● WHAT TO WORK ON
From the data that follows, report how many lines hold the string "icon", giving only the number.
==========
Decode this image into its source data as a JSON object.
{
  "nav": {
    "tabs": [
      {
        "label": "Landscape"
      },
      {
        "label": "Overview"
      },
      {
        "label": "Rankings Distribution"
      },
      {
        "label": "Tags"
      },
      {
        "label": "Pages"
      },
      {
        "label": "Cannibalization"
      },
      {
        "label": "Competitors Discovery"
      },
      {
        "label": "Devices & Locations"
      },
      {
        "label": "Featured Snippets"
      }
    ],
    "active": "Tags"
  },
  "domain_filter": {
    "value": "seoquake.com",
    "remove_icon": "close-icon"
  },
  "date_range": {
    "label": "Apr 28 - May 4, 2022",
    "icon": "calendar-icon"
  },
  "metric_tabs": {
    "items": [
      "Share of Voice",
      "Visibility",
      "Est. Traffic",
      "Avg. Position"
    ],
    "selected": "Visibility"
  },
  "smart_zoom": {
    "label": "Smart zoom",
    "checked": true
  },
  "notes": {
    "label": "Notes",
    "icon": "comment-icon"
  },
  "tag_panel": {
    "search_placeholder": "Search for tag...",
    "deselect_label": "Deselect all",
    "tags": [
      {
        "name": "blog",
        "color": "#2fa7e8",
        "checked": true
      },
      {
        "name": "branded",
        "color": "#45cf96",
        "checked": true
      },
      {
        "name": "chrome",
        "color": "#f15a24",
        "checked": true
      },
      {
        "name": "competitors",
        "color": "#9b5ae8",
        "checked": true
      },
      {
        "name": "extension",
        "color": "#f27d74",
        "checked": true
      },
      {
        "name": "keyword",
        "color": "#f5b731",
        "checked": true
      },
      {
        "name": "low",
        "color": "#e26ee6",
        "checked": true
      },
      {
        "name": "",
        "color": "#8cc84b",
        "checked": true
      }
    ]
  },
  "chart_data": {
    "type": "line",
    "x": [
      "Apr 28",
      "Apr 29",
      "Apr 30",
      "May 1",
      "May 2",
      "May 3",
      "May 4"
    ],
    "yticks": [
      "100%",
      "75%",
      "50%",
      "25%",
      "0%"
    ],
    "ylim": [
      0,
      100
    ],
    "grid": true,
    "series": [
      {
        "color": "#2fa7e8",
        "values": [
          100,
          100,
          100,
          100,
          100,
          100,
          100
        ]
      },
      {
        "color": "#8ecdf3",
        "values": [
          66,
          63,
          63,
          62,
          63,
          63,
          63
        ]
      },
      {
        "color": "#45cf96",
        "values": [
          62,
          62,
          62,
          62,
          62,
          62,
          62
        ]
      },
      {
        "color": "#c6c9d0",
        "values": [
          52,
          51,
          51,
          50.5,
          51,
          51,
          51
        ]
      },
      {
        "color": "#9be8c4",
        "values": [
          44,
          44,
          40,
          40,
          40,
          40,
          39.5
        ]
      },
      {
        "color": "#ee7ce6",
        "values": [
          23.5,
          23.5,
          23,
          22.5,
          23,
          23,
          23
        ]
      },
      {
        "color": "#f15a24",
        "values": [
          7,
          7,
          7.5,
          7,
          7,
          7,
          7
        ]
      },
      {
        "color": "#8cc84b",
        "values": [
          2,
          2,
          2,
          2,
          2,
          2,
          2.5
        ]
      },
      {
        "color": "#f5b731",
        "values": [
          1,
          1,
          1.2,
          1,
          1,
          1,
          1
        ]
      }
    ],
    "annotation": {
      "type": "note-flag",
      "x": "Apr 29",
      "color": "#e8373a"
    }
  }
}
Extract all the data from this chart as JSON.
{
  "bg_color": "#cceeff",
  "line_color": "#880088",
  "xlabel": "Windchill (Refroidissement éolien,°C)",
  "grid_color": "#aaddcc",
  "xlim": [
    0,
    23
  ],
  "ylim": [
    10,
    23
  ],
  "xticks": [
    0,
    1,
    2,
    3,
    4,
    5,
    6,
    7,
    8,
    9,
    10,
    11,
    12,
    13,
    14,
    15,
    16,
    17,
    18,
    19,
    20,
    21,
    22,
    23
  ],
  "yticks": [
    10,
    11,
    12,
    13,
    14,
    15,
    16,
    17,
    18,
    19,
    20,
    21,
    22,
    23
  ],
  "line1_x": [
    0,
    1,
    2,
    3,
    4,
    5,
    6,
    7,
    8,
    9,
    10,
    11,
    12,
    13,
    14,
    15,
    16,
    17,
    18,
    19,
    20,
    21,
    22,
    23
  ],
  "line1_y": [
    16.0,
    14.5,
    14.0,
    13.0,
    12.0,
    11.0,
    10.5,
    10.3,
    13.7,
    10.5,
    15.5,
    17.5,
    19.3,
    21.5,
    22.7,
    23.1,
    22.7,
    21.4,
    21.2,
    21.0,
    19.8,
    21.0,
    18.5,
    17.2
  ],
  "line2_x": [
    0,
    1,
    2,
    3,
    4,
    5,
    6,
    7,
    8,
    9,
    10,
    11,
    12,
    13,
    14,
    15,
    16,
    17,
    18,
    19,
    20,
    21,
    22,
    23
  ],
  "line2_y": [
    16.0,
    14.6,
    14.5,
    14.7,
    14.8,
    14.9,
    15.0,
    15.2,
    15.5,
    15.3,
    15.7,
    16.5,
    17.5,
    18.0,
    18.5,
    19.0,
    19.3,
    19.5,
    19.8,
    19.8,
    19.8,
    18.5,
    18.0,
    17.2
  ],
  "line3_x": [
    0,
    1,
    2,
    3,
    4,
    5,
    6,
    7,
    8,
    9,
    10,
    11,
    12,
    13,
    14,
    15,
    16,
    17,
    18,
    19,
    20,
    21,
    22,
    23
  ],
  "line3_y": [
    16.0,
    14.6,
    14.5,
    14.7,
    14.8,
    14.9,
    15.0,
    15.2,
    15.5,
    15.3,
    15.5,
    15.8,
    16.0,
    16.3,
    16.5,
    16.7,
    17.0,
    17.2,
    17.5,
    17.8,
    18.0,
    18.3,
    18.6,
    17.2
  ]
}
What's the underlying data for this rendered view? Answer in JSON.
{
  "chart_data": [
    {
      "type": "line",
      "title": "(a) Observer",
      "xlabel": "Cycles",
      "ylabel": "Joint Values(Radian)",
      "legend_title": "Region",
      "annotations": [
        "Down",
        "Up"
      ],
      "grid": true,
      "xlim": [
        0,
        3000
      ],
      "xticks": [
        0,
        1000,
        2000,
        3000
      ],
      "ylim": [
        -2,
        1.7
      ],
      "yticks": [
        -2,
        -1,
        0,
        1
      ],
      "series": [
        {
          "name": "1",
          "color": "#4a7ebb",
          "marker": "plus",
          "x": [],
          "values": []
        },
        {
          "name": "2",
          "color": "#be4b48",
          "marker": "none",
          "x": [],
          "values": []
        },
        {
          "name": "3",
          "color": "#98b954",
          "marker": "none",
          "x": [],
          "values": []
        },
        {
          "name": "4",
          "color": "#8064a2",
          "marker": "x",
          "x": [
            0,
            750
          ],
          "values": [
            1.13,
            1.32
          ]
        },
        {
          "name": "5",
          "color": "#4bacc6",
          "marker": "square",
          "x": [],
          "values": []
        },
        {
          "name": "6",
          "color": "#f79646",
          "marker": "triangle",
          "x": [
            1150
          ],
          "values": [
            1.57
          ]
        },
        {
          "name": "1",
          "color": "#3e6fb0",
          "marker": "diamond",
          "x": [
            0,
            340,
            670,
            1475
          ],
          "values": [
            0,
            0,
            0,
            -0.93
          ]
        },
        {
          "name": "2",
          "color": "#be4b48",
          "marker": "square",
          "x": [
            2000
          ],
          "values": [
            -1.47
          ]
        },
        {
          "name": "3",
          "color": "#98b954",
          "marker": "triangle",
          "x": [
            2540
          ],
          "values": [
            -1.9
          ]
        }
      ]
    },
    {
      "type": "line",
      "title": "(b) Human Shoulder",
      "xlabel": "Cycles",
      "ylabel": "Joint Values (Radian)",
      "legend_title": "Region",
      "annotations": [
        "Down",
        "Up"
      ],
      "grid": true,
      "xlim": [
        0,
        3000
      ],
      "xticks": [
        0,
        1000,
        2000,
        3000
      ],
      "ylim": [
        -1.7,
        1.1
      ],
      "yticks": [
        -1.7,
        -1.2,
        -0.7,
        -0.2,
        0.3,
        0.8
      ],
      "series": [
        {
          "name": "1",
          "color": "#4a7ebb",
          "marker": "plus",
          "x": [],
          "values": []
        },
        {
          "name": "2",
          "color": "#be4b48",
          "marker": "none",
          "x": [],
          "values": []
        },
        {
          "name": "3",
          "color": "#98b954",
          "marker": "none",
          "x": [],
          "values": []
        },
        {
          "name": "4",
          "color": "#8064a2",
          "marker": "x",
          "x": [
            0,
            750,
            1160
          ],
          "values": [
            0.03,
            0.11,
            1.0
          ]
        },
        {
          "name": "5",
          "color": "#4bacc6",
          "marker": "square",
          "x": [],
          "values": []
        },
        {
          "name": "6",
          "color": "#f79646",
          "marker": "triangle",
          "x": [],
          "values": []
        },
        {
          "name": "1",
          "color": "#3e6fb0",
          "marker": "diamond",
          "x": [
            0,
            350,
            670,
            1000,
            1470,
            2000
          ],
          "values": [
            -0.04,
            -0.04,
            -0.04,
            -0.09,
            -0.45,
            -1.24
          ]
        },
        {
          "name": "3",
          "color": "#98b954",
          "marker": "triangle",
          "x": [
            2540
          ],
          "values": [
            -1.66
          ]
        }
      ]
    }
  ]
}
==========
● EXPECTED OUTPUT
3